_Exercise description_
Using the listing below, select the lines with the word "axis" and copy them.

--

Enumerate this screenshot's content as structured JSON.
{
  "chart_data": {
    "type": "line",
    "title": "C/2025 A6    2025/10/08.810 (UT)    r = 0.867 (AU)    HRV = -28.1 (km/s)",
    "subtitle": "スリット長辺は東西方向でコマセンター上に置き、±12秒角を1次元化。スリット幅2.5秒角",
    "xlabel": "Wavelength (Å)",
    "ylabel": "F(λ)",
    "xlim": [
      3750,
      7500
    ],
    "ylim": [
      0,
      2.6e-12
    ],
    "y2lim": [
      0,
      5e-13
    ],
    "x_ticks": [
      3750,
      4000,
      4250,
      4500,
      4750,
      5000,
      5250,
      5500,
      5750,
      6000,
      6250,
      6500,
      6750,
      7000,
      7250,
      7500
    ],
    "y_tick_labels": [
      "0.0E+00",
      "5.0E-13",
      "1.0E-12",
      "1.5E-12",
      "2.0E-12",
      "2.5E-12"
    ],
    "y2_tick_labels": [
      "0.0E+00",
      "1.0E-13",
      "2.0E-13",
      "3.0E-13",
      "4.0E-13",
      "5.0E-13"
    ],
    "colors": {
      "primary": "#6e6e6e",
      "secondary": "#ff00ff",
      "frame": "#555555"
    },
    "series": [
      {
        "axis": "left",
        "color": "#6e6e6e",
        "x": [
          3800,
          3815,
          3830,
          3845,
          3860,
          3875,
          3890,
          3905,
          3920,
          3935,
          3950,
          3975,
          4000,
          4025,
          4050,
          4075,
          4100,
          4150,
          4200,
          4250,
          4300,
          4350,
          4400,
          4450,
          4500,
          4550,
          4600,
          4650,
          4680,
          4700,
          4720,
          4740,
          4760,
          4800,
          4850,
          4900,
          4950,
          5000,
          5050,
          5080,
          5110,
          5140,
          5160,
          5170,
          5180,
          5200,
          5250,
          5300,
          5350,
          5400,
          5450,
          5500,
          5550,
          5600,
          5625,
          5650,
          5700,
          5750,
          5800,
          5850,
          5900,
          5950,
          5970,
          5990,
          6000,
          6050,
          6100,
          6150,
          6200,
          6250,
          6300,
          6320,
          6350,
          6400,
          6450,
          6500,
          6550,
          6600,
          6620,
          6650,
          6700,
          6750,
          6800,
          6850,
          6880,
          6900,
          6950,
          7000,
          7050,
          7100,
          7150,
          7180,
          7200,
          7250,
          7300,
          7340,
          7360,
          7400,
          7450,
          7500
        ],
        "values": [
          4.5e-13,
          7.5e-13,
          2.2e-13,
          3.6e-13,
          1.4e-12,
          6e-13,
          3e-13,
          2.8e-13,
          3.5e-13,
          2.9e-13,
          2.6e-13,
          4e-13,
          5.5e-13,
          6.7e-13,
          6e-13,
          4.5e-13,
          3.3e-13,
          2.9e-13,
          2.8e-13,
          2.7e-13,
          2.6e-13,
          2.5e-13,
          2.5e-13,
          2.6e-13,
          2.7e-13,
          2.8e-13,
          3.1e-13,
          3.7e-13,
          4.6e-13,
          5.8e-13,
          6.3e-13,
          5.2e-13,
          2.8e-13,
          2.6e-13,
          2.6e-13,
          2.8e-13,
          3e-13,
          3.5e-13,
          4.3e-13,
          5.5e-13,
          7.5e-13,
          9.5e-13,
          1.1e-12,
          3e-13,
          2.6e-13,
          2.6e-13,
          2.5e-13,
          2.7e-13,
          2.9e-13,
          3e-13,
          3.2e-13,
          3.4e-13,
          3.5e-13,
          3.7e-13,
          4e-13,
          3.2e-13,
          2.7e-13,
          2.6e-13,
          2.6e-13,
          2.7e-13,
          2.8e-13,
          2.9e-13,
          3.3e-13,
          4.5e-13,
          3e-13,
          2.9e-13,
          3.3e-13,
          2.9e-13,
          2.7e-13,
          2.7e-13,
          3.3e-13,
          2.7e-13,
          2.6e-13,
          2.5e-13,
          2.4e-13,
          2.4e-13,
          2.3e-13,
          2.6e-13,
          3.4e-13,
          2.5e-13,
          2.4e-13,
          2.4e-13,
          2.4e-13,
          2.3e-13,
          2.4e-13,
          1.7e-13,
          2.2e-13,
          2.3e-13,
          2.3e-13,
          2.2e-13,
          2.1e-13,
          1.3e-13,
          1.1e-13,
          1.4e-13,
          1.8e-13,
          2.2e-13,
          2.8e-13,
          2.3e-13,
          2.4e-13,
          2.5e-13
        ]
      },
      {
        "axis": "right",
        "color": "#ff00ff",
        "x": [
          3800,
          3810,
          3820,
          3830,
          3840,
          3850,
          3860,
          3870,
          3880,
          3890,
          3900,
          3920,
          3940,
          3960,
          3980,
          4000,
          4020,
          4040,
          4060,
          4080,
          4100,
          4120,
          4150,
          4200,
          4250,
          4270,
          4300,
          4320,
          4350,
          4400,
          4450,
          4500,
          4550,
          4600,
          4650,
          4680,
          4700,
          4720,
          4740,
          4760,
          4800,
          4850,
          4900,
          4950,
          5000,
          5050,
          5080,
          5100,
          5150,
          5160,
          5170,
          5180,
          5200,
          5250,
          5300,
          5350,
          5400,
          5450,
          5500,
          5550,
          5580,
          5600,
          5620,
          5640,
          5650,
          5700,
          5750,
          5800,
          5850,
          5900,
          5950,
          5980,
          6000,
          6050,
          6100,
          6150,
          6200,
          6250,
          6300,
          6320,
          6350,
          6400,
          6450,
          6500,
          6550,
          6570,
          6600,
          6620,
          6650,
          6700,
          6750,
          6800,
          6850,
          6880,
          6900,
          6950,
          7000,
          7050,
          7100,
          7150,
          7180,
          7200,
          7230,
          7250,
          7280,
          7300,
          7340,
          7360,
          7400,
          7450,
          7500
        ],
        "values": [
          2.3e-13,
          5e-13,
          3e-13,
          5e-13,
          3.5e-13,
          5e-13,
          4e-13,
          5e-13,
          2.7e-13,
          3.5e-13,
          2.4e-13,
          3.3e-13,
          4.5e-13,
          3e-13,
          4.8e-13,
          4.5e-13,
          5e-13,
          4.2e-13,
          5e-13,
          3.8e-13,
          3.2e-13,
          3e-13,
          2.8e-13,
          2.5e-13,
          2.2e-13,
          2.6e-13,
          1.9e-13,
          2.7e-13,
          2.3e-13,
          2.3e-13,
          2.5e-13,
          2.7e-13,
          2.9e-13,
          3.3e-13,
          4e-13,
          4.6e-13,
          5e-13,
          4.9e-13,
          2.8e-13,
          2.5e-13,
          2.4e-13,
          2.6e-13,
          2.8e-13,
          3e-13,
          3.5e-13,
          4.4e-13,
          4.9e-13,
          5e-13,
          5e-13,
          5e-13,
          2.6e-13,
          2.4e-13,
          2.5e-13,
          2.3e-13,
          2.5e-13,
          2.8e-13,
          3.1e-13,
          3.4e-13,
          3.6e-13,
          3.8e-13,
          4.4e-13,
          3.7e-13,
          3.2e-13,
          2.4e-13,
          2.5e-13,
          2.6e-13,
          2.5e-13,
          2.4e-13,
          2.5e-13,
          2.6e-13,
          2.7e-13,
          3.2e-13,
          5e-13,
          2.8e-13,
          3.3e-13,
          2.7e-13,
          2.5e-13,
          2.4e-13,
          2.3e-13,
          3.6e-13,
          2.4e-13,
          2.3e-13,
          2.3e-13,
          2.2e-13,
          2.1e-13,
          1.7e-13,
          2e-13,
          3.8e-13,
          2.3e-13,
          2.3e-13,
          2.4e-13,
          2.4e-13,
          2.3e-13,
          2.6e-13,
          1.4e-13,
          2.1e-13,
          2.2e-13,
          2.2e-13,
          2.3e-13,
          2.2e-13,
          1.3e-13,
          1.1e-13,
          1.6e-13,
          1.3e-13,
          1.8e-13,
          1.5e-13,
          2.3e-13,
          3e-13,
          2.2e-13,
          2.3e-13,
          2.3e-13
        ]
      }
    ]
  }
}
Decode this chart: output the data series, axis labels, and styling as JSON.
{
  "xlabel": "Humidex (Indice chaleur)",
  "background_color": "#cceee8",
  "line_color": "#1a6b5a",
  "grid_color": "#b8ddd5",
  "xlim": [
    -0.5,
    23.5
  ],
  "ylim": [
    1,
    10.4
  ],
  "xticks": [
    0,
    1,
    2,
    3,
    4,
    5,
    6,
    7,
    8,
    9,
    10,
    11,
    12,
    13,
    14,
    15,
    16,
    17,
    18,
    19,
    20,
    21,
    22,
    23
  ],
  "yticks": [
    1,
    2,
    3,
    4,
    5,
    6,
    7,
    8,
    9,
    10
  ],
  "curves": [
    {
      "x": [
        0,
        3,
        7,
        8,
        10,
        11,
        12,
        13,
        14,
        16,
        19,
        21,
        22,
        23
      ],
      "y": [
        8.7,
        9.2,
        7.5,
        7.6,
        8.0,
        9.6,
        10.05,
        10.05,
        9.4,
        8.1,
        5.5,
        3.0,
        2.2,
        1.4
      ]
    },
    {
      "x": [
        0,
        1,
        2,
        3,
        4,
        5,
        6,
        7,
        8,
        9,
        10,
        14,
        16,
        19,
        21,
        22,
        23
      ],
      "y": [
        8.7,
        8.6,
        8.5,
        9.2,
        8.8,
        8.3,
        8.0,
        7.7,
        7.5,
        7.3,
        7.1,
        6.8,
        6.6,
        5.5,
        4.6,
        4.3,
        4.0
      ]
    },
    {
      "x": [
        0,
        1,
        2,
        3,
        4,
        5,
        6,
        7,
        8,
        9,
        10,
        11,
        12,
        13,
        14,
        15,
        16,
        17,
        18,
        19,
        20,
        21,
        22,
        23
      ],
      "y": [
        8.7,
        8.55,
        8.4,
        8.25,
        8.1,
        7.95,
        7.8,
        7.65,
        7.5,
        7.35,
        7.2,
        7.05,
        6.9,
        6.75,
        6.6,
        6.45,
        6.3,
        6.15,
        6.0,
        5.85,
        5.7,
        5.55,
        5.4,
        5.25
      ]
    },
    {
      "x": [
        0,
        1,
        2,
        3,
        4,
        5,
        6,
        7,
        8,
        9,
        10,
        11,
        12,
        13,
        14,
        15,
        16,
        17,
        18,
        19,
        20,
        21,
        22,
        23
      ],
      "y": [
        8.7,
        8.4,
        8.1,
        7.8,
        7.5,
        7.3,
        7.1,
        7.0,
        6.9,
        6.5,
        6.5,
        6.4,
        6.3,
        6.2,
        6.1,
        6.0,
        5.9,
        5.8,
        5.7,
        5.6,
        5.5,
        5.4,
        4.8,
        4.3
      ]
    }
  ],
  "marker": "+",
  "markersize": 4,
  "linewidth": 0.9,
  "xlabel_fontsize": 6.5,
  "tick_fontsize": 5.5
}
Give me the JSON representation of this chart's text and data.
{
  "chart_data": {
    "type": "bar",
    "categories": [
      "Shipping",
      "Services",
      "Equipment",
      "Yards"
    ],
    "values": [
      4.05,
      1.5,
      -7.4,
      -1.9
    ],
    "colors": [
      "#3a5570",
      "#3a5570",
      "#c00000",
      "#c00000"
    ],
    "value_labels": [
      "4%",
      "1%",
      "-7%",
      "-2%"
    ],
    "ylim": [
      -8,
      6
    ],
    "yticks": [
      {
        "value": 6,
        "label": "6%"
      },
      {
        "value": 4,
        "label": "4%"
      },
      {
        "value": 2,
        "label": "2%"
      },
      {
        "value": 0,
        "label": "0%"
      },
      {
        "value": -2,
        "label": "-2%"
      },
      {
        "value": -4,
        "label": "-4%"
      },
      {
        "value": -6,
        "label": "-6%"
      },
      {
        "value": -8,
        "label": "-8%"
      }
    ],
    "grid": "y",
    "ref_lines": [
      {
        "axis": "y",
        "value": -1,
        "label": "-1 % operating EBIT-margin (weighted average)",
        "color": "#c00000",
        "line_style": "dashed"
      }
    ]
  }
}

--

_Worked solution_
        "axis": "left",
        "axis": "right",
Decode this chart: output the data series, axis labels, and styling as JSON.
        "axis": "y",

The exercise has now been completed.